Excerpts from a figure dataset
%%

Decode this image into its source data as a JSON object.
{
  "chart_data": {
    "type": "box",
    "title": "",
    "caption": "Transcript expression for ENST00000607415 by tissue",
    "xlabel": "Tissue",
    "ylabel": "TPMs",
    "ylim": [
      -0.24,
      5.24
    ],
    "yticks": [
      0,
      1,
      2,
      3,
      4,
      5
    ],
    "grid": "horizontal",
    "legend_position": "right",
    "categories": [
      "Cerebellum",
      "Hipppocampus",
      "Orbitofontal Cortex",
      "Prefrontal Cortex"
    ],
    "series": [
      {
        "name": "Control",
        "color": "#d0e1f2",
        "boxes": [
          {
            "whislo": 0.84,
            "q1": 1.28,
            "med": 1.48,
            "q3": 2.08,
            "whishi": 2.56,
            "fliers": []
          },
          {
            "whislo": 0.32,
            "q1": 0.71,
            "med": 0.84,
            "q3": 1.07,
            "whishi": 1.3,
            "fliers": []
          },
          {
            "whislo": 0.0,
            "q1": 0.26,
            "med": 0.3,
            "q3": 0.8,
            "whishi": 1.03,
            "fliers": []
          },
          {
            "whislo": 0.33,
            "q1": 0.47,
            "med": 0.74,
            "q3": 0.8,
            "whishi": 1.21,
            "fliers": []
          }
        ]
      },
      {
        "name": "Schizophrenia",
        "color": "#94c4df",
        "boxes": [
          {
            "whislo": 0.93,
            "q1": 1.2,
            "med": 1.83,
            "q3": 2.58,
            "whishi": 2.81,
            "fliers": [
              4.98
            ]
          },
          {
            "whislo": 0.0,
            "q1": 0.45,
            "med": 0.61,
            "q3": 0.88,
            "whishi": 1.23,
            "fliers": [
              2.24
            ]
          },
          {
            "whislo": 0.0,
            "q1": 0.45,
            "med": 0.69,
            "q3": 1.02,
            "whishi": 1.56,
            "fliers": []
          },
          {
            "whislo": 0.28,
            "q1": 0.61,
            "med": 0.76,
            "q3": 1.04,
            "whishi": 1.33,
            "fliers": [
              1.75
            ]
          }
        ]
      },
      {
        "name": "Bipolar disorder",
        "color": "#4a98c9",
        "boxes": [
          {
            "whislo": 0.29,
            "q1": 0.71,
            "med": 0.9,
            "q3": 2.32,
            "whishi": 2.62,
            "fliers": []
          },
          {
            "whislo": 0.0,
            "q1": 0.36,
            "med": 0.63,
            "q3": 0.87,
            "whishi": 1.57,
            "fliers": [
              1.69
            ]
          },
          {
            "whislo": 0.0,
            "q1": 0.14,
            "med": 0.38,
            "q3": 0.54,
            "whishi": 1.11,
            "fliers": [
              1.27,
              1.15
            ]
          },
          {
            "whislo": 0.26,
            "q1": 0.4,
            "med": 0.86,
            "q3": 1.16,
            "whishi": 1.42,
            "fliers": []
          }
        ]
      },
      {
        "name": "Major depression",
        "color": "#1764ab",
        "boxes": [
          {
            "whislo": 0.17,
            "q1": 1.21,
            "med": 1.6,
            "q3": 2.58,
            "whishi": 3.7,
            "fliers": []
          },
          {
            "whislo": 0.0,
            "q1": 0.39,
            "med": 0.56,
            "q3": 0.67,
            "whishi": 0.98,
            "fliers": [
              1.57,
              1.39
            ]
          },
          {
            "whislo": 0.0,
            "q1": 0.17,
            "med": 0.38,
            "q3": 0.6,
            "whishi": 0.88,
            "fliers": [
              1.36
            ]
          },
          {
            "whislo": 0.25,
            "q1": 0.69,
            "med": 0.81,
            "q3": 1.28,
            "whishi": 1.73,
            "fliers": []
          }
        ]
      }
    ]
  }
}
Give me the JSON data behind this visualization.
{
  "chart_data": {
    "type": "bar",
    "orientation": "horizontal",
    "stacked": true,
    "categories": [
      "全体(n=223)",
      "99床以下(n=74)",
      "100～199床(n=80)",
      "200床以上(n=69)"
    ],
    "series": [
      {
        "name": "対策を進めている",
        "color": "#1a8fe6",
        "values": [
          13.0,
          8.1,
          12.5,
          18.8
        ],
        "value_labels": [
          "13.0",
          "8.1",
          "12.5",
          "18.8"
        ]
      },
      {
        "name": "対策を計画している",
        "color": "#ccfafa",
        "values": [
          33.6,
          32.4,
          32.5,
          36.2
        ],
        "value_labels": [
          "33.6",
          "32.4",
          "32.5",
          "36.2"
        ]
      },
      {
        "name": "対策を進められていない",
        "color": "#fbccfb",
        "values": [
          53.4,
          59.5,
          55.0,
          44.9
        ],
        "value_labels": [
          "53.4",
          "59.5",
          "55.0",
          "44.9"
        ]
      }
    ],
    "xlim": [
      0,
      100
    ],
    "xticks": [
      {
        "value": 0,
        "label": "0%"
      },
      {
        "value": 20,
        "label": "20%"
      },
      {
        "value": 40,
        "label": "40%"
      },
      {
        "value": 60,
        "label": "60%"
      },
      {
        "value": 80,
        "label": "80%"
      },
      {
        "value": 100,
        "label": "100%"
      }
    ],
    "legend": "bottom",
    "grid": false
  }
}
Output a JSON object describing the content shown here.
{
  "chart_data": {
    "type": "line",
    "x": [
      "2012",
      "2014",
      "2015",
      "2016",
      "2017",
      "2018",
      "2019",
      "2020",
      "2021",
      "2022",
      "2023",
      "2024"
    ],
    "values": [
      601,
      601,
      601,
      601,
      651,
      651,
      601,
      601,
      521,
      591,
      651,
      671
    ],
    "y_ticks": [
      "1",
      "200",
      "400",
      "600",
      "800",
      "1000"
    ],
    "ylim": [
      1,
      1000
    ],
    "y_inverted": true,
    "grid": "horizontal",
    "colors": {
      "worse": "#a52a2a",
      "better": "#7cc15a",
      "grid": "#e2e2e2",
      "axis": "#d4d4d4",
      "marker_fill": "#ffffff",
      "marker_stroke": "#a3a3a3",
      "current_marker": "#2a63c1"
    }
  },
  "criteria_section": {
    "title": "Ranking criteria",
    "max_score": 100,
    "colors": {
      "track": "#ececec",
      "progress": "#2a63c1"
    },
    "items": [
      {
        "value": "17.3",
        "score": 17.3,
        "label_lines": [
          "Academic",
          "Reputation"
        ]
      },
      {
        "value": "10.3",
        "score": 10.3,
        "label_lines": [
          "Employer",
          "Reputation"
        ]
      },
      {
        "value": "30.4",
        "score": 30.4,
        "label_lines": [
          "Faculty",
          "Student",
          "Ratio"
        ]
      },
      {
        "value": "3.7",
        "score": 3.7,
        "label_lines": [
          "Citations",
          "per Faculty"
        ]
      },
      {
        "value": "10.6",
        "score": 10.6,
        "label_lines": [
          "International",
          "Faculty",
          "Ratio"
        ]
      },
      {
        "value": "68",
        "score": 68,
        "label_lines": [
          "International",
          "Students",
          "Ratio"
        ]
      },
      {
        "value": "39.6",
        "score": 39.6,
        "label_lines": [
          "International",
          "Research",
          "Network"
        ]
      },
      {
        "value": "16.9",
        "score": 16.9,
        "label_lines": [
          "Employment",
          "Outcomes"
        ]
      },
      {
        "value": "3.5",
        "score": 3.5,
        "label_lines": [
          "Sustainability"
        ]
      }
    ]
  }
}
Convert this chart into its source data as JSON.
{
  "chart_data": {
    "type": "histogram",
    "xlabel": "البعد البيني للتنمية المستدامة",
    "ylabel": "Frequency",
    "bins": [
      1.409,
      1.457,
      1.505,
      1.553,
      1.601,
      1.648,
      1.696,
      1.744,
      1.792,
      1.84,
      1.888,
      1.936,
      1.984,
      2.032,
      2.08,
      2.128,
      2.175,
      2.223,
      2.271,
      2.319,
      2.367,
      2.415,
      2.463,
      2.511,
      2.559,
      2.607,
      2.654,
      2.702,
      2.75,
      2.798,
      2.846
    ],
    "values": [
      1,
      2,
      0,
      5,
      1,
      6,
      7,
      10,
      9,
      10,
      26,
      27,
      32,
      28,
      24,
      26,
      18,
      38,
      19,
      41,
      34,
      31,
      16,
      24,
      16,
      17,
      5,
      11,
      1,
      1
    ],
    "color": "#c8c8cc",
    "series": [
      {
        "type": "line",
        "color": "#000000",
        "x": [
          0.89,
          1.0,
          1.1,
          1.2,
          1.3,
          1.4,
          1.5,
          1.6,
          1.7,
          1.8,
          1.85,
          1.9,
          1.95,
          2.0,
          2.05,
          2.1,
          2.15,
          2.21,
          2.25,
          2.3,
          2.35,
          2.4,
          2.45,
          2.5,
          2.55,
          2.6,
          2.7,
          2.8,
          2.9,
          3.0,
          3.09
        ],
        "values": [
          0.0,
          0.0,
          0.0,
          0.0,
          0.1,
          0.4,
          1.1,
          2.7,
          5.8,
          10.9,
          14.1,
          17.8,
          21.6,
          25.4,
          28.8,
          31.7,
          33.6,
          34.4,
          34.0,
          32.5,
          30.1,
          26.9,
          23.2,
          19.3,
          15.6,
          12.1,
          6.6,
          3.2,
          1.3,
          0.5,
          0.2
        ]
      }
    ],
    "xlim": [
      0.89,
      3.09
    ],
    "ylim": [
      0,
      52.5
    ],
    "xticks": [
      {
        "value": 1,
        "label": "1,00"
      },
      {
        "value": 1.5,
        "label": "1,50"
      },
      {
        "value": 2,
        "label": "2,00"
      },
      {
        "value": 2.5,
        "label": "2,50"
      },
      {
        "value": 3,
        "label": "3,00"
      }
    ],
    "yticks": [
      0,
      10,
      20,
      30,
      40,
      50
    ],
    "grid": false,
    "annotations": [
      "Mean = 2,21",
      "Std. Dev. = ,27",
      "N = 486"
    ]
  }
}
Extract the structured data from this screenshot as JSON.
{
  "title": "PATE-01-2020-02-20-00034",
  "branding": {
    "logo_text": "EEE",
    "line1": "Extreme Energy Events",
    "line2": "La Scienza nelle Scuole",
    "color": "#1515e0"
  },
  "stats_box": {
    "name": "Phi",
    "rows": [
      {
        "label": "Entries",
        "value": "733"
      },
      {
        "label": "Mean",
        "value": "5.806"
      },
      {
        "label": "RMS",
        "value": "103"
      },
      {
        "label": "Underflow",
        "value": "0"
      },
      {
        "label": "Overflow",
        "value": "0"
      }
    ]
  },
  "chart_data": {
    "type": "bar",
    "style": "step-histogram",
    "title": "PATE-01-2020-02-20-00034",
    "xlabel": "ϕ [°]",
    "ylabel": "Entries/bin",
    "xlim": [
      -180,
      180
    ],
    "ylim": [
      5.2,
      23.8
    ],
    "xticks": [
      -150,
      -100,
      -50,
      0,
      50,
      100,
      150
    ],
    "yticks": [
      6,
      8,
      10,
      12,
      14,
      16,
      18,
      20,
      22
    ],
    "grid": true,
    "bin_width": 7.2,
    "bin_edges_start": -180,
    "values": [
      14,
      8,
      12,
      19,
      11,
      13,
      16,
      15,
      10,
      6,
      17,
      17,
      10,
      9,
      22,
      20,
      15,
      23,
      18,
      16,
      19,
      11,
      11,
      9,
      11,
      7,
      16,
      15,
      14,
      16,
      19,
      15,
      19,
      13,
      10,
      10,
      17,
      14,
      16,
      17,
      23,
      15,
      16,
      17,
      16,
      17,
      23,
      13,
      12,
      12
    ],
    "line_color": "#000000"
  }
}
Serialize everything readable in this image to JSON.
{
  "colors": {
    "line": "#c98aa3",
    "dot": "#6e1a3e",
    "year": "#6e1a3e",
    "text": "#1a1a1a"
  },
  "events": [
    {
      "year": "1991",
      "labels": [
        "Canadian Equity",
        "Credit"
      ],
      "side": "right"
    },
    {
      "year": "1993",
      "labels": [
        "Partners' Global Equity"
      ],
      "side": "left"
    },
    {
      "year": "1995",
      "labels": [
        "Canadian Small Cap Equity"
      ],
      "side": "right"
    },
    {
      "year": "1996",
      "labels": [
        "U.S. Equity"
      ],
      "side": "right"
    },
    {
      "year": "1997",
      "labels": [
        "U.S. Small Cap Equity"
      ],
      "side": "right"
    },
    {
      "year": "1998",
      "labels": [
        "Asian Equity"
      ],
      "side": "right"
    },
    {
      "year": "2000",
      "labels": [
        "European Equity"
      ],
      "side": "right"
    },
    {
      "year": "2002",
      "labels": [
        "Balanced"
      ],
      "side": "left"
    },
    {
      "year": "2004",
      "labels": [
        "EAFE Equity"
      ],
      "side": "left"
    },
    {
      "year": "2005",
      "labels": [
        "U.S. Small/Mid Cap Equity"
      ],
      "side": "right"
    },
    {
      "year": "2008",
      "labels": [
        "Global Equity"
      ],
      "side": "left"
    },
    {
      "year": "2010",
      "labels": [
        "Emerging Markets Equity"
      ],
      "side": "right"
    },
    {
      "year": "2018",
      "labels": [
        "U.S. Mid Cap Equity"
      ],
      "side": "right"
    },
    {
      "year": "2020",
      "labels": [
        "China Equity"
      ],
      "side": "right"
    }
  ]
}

%%

Aim
Go through the listing above and report how many of its lines contain the word "title", with only the number as output.

Worked answer
4